== Task brief ==
Each entry below should be written out exactly as it is, with no pictures.

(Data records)
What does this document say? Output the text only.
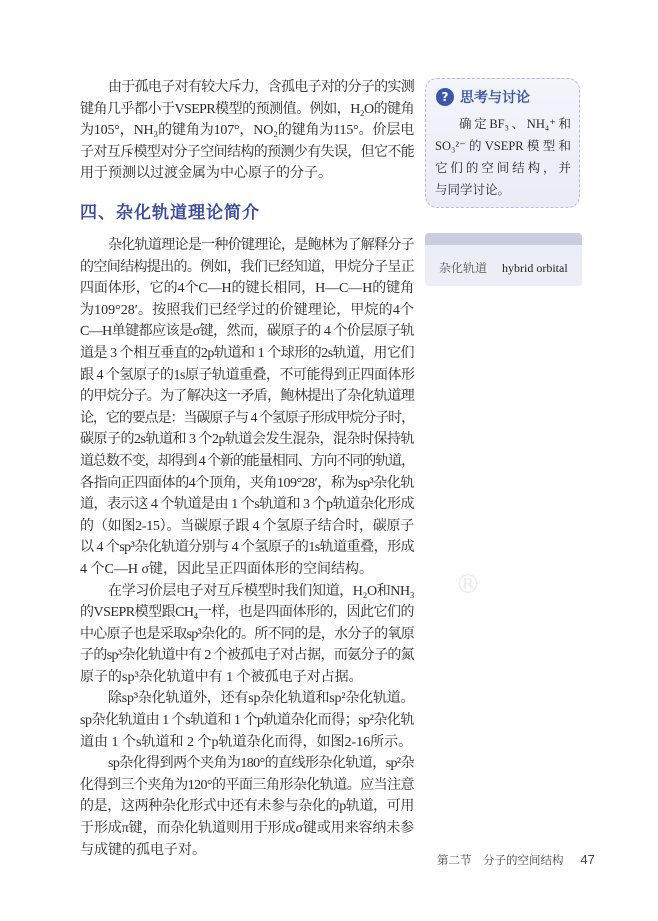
由于孤电子对有较大斥力，含孤电子对的分子的实测
键角几乎都小于VSEPR模型的预测值。例如，H₂O的键角
为105°，NH₃的键角为107°，NO₂的键角为115°。价层电
子对互斥模型对分子空间结构的预测少有失误，但它不能
用于预测以过渡金属为中心原子的分子。
四、杂化轨道理论简介
杂化轨道理论是一种价键理论，是鲍林为了解释分子
的空间结构提出的。例如，我们已经知道，甲烷分子呈正
四面体形，它的4个C—H的键长相同，H—C—H的键角
为109°28′。按照我们已经学过的价键理论，甲烷的4个
C—H单键都应该是σ键，然而，碳原子的 4 个价层原子轨
道是 3 个相互垂直的2p轨道和 1 个球形的2s轨道，用它们
跟 4 个氢原子的1s原子轨道重叠，不可能得到正四面体形
的甲烷分子。为了解决这一矛盾，鲍林提出了杂化轨道理
论，它的要点是：当碳原子与 4 个氢原子形成甲烷分子时，
碳原子的2s轨道和 3 个2p轨道会发生混杂，混杂时保持轨
道总数不变，却得到 4 个新的能量相同、方向不同的轨道，
各指向正四面体的4个顶角，夹角109°28′，称为sp³杂化轨
道，表示这 4 个轨道是由 1 个s轨道和 3 个p轨道杂化形成
的（如图2-15）。当碳原子跟 4 个氢原子结合时，碳原子
以 4 个sp³杂化轨道分别与 4 个氢原子的1s轨道重叠，形成
4 个C—H σ键，因此呈正四面体形的空间结构。
在学习价层电子对互斥模型时我们知道，H₂O和NH₃
的VSEPR模型跟CH₄一样，也是四面体形的，因此它们的
中心原子也是采取sp³杂化的。所不同的是，水分子的氧原
子的sp³杂化轨道中有 2 个被孤电子对占据，而氨分子的氮
原子的sp³杂化轨道中有 1 个被孤电子对占据。
除sp³杂化轨道外，还有sp杂化轨道和sp²杂化轨道。
sp杂化轨道由 1 个s轨道和 1 个p轨道杂化而得；sp²杂化轨
道由 1 个s轨道和 2 个p轨道杂化而得，如图2-16所示。
sp杂化得到两个夹角为180°的直线形杂化轨道，sp²杂
化得到三个夹角为120°的平面三角形杂化轨道。应当注意
的是，这两种杂化形式中还有未参与杂化的p轨道，可用
于形成π键，而杂化轨道则用于形成σ键或用来容纳未参
与成键的孤电子对。
? 思考与讨论
确定BF₃、NH₄⁺和
SO₃²⁻的VSEPR模型和
它们的空间结构，并
与同学讨论。
杂化轨道 hybrid orbital
®
第二节　分子的空间结构 47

== Answer for the task ==
What does this document say? Output the text only.
由于孤电子对有较大斥力，含孤电子对的分子的实测
键角几乎都小于VSEPR模型的预测值。例如，H₂O的键角
为105°，NH₃的键角为107°，NO₂的键角为115°。价层电
子对互斥模型对分子空间结构的预测少有失误，但它不能
用于预测以过渡金属为中心原子的分子。
四、杂化轨道理论简介
杂化轨道理论是一种价键理论，是鲍林为了解释分子
的空间结构提出的。例如，我们已经知道，甲烷分子呈正
四面体形，它的4个C—H的键长相同，H—C—H的键角
为109°28′。按照我们已经学过的价键理论，甲烷的4个
C—H单键都应该是σ键，然而，碳原子的 4 个价层原子轨
道是 3 个相互垂直的2p轨道和 1 个球形的2s轨道，用它们
跟 4 个氢原子的1s原子轨道重叠，不可能得到正四面体形
的甲烷分子。为了解决这一矛盾，鲍林提出了杂化轨道理
论，它的要点是：当碳原子与 4 个氢原子形成甲烷分子时，
碳原子的2s轨道和 3 个2p轨道会发生混杂，混杂时保持轨
道总数不变，却得到 4 个新的能量相同、方向不同的轨道，
各指向正四面体的4个顶角，夹角109°28′，称为sp³杂化轨
道，表示这 4 个轨道是由 1 个s轨道和 3 个p轨道杂化形成
的（如图2-15）。当碳原子跟 4 个氢原子结合时，碳原子
以 4 个sp³杂化轨道分别与 4 个氢原子的1s轨道重叠，形成
4 个C—H σ键，因此呈正四面体形的空间结构。
在学习价层电子对互斥模型时我们知道，H₂O和NH₃
的VSEPR模型跟CH₄一样，也是四面体形的，因此它们的
中心原子也是采取sp³杂化的。所不同的是，水分子的氧原
子的sp³杂化轨道中有 2 个被孤电子对占据，而氨分子的氮
原子的sp³杂化轨道中有 1 个被孤电子对占据。
除sp³杂化轨道外，还有sp杂化轨道和sp²杂化轨道。
sp杂化轨道由 1 个s轨道和 1 个p轨道杂化而得；sp²杂化轨
道由 1 个s轨道和 2 个p轨道杂化而得，如图2-16所示。
sp杂化得到两个夹角为180°的直线形杂化轨道，sp²杂
化得到三个夹角为120°的平面三角形杂化轨道。应当注意
的是，这两种杂化形式中还有未参与杂化的p轨道，可用
于形成π键，而杂化轨道则用于形成σ键或用来容纳未参
与成键的孤电子对。
? 思考与讨论
确定BF₃、NH₄⁺和
SO₃²⁻的VSEPR模型和
它们的空间结构，并
与同学讨论。
杂化轨道 hybrid orbital
®
第二节　分子的空间结构 47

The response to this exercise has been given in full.